--- Data shown ---

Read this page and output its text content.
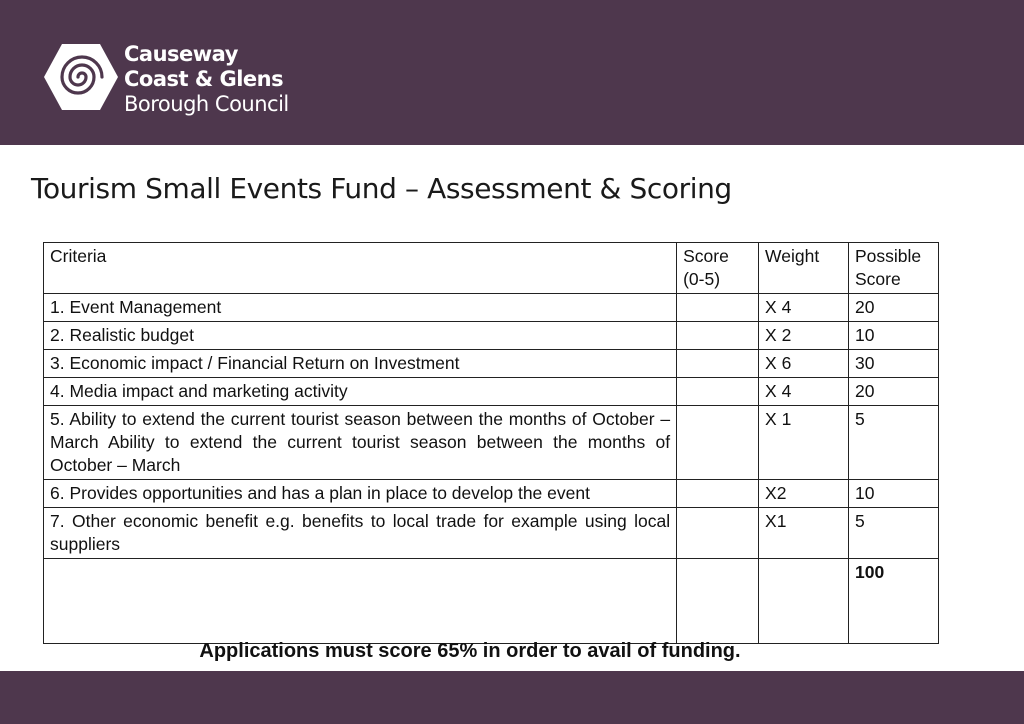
Causeway
Coast & Glens
Borough Council
Tourism Small Events Fund – Assessment & Scoring
Criteria	Score (0-5)	Weight	Possible Score
1. Event Management		X 4	20
2. Realistic budget		X 2	10
3. Economic impact / Financial Return on Investment		X 6	30
4. Media impact and marketing activity		X 4	20
5. Ability to extend the current tourist season between the months of October – March Ability to extend the current tourist season between the months of October – March		X 1	5
6. Provides opportunities and has a plan in place to develop the event		X2	10
7. Other economic benefit e.g. benefits to local trade for example using local suppliers		X1	5
			100
Applications must score 65% in order to avail of funding.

---

▶ Given exercise
Locate the lines above that hold the word "impact". Show every one of them.

▶ Full solution
3. Economic impact / Financial Return on Investment		X 6	30
4. Media impact and marketing activity		X 4	20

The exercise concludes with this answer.